Prompt :: Collect from the data below each line with "page".

— Start of Material supplied —

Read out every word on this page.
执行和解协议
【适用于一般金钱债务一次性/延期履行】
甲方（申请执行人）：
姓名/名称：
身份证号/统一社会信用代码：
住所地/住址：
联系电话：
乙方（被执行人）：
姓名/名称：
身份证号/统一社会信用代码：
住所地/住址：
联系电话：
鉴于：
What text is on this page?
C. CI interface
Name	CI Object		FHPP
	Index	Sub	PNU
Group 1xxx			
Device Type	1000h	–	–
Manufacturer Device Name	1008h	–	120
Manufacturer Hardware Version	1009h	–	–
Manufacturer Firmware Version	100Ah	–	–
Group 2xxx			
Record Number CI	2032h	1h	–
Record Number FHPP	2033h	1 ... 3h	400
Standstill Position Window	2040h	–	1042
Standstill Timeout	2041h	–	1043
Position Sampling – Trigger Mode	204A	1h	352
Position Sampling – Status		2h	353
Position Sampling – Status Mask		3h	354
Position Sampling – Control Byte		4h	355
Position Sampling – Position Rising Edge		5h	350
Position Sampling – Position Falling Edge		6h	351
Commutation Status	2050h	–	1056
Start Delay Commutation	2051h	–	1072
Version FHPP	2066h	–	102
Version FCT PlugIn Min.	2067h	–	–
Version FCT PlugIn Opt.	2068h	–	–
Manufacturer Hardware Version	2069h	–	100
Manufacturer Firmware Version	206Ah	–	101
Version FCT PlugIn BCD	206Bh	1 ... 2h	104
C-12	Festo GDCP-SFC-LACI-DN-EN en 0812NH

— End of Material supplied —

Solution ::
Read out every word on this page.
What text is on this page?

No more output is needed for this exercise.